Brief :: Filter the data for lines with the word "color", then copy every line so identified.

Data ::

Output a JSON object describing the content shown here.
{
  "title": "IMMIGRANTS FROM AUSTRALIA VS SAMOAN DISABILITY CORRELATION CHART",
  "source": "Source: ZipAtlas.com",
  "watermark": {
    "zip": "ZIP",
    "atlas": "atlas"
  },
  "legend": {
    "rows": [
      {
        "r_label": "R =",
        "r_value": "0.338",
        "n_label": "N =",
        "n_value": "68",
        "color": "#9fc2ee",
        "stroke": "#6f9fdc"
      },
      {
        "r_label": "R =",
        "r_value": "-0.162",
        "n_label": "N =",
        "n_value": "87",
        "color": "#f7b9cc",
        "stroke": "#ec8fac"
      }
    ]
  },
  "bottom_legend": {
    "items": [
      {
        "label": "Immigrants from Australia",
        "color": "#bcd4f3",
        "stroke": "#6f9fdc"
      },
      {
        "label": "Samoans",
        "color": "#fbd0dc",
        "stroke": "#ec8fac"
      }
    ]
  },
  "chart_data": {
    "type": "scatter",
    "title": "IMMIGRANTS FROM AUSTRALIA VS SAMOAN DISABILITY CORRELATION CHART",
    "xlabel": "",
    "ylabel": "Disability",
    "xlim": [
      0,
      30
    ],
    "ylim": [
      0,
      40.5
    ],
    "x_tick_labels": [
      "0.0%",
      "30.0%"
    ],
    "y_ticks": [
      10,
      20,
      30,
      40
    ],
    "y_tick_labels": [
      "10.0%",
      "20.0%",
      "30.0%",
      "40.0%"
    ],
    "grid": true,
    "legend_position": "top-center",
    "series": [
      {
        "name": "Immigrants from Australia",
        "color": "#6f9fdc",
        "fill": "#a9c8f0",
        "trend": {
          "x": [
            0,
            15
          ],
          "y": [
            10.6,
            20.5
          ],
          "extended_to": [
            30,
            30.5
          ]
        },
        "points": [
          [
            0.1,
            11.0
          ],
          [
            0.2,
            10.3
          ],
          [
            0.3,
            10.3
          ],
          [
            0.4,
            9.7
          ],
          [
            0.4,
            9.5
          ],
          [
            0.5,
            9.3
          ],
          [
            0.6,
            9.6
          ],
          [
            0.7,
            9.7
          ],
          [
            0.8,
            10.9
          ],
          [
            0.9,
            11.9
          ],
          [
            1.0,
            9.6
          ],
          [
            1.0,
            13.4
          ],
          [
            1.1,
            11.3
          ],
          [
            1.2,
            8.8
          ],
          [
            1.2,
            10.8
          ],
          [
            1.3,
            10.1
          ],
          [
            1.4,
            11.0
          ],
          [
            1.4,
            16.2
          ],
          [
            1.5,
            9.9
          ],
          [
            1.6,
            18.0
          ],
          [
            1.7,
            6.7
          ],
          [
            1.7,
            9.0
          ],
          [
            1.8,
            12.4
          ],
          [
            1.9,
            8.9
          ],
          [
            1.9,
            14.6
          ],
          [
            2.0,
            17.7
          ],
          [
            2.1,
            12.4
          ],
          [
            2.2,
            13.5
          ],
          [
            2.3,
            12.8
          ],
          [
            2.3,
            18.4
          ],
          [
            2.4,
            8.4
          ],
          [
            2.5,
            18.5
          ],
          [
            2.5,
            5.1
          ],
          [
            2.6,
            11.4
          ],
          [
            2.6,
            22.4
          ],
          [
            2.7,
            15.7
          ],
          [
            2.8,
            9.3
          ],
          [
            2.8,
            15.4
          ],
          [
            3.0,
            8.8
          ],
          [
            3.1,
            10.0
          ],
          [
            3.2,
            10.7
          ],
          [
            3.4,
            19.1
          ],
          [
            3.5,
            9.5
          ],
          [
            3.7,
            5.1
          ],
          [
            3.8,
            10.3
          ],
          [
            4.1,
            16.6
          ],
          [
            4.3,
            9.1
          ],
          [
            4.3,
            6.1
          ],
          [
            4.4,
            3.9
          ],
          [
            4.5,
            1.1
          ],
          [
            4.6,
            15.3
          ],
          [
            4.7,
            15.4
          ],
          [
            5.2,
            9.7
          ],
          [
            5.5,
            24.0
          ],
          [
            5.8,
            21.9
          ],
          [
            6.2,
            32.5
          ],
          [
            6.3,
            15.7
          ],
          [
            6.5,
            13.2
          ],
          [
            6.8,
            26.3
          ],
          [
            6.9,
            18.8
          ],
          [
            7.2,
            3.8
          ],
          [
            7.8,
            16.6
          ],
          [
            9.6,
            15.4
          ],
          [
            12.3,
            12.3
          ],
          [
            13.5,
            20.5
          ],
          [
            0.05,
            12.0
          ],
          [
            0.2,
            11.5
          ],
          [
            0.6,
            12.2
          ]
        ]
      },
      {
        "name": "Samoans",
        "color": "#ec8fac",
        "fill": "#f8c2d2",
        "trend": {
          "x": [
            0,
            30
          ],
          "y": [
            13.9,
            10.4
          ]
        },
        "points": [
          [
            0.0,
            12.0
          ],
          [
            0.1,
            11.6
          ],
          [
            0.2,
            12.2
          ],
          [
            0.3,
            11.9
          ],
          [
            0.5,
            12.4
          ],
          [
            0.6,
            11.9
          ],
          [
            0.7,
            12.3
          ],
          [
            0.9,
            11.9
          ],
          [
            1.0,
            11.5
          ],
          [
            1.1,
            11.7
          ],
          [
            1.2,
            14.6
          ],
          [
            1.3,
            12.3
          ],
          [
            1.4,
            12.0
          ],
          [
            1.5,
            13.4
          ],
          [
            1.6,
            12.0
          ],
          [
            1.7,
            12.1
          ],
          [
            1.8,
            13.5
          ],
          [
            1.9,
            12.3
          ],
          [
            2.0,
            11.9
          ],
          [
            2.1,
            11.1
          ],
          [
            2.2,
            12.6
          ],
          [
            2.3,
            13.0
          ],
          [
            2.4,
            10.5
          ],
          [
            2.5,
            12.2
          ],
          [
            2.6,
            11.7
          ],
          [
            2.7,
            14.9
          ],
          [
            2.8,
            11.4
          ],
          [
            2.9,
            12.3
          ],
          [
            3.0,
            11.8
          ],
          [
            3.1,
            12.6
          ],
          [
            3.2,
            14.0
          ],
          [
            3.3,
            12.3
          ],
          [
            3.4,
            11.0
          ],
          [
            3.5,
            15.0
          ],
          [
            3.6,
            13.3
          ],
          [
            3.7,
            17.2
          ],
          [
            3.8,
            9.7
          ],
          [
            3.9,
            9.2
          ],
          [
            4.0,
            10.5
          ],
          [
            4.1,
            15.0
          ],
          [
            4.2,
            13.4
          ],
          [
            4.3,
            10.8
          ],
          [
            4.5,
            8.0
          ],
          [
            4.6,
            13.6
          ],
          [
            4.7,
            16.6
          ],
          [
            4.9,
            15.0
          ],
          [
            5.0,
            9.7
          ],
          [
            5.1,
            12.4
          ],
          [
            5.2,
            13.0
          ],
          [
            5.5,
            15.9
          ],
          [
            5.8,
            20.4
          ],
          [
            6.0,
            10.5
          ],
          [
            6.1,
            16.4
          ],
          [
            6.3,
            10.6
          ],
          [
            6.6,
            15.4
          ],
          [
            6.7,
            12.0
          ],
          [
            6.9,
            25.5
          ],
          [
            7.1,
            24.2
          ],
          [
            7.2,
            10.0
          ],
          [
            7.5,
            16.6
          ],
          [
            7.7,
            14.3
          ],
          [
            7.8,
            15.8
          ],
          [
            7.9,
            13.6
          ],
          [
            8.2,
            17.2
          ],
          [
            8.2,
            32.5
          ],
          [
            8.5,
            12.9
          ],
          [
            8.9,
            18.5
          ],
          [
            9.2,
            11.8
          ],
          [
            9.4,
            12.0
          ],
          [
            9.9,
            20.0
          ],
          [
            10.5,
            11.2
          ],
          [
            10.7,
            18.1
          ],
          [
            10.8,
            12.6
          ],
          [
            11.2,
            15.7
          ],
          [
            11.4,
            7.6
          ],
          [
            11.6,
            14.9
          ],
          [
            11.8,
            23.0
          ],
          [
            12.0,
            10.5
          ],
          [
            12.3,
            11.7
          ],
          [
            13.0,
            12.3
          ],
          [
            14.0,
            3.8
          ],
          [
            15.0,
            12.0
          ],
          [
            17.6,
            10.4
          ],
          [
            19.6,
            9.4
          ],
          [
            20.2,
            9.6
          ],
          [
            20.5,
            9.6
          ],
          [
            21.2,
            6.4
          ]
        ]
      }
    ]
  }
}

Written reply ::
        "color": "#9fc2ee",
        "color": "#f7b9cc",
        "color": "#bcd4f3",
        "color": "#fbd0dc",
        "color": "#6f9fdc",
        "color": "#ec8fac",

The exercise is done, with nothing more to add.